Assemble all lines in which the string "simple" appears.
[Records supplied start]
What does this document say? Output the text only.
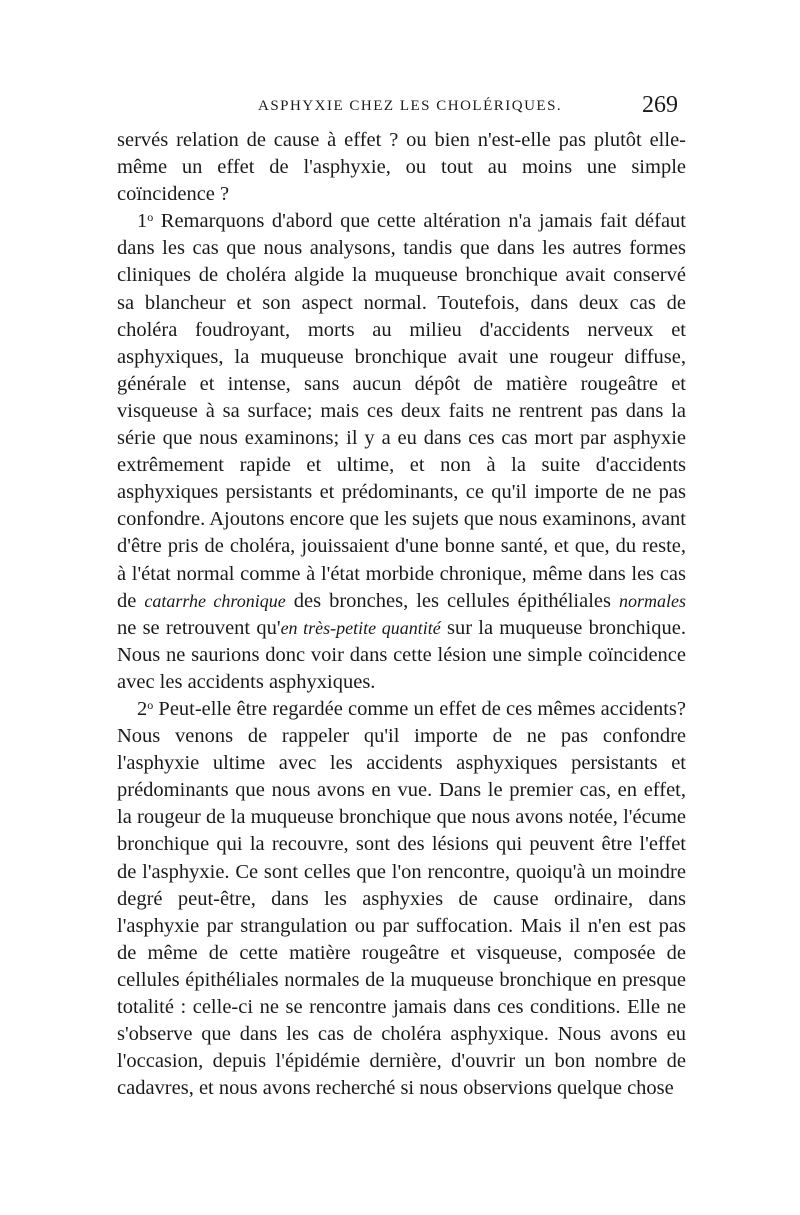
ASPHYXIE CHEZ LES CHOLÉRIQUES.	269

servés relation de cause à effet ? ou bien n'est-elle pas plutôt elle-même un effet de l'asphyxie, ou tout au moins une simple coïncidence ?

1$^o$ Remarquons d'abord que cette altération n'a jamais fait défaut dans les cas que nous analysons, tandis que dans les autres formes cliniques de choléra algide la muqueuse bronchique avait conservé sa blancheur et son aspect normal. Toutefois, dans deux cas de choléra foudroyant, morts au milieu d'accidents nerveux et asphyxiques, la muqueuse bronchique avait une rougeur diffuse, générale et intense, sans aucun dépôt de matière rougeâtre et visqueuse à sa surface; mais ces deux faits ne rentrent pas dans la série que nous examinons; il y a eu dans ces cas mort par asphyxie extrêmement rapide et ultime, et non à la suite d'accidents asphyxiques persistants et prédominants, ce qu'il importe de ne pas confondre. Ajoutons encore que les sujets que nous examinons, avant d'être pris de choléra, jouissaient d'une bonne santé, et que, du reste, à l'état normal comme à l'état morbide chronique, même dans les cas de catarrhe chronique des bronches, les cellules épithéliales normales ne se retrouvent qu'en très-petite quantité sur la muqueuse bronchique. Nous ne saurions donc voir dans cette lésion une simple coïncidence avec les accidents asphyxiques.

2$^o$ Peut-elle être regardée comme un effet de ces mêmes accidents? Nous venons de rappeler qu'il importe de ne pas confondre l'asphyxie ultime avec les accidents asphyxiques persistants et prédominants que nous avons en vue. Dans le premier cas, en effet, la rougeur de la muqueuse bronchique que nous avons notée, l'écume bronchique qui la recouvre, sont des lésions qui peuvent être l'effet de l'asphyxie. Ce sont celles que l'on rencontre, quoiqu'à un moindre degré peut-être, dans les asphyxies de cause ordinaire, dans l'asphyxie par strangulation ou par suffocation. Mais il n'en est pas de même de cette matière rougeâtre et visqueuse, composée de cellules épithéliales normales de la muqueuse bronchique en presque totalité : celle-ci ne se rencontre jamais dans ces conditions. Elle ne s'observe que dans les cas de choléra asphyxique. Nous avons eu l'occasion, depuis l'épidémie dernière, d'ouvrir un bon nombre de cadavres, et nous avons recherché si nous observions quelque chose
[Records supplied end]
◆ **Result**
servés relation de cause à effet ? ou bien n'est-elle pas plutôt elle-même un effet de l'asphyxie, ou tout au moins une simple coïncidence ?
1$^o$ Remarquons d'abord que cette altération n'a jamais fait défaut dans les cas que nous analysons, tandis que dans les autres formes cliniques de choléra algide la muqueuse bronchique avait conservé sa blancheur et son aspect normal. Toutefois, dans deux cas de choléra foudroyant, morts au milieu d'accidents nerveux et asphyxiques, la muqueuse bronchique avait une rougeur diffuse, générale et intense, sans aucun dépôt de matière rougeâtre et visqueuse à sa surface; mais ces deux faits ne rentrent pas dans la série que nous examinons; il y a eu dans ces cas mort par asphyxie extrêmement rapide et ultime, et non à la suite d'accidents asphyxiques persistants et prédominants, ce qu'il importe de ne pas confondre. Ajoutons encore que les sujets que nous examinons, avant d'être pris de choléra, jouissaient d'une bonne santé, et que, du reste, à l'état normal comme à l'état morbide chronique, même dans les cas de catarrhe chronique des bronches, les cellules épithéliales normales ne se retrouvent qu'en très-petite quantité sur la muqueuse bronchique. Nous ne saurions donc voir dans cette lésion une simple coïncidence avec les accidents asphyxiques.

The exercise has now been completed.